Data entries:
__________

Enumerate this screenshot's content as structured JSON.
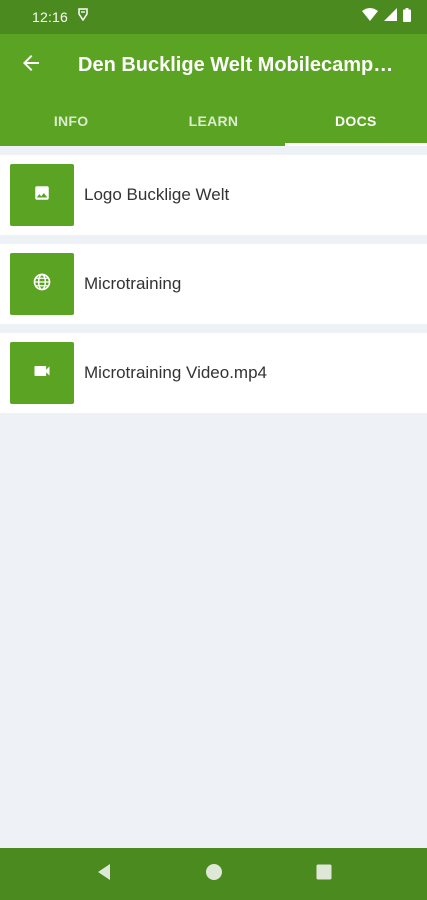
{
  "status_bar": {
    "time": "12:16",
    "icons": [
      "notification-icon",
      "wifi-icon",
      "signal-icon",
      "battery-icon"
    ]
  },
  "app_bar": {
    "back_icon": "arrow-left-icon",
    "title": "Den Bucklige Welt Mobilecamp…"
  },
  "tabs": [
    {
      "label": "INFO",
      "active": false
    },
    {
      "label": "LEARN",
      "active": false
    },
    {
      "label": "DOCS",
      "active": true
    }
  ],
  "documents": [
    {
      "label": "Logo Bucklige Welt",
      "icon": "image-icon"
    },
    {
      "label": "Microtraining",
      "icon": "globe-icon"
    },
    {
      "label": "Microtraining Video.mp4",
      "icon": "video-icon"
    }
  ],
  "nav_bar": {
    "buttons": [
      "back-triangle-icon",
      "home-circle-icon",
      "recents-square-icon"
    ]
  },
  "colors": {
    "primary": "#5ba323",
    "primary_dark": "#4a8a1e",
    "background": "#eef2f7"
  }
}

__________

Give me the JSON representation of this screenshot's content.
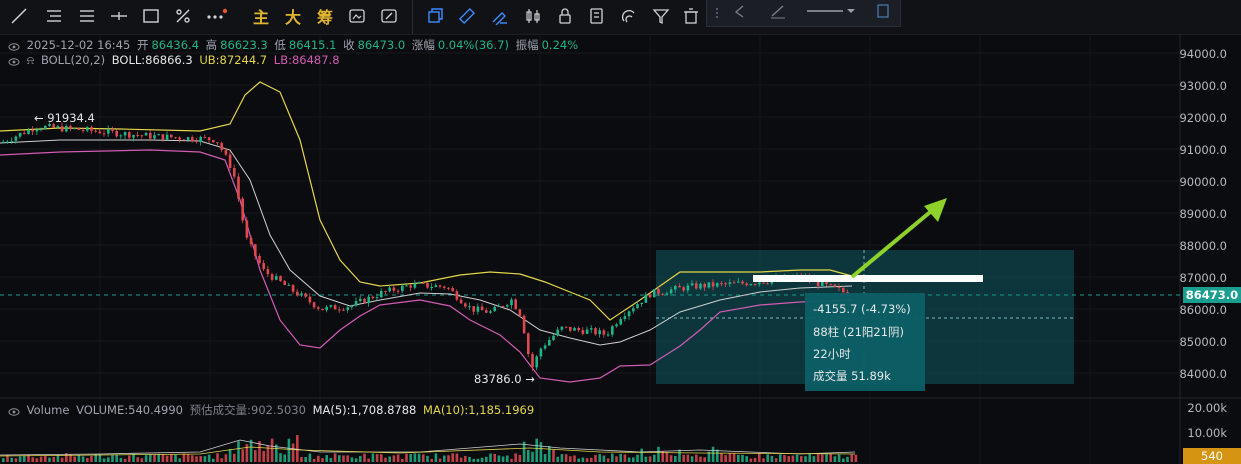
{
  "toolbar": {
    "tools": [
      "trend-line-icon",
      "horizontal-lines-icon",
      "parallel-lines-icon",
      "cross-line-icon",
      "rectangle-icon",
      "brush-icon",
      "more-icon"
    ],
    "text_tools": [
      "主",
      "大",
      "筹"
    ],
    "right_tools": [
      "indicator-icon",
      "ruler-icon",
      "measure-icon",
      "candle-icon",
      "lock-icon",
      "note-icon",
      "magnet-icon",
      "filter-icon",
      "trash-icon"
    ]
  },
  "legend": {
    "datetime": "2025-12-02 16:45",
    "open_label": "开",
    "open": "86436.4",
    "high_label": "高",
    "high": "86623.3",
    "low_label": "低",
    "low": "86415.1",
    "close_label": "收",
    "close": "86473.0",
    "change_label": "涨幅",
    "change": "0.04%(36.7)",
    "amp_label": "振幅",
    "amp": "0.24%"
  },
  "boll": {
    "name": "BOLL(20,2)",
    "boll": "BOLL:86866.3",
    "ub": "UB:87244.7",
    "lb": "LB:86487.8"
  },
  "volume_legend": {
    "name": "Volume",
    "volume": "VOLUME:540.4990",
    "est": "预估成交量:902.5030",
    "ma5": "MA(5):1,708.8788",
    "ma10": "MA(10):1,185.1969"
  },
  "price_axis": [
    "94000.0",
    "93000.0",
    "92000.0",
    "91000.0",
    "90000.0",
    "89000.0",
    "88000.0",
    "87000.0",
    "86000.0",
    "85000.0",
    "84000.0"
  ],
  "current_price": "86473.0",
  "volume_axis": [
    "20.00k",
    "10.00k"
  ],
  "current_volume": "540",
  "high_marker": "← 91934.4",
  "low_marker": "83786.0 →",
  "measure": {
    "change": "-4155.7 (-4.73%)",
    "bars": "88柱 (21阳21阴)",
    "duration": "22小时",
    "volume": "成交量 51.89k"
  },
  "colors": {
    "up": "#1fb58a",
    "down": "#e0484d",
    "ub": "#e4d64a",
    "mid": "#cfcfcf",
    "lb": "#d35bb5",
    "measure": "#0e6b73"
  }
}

__________

## What you will do
Extract every line containing the string "content" from the material.

## Solution to this task
Enumerate this screenshot's content as structured JSON.
Give me the JSON representation of this screenshot's content.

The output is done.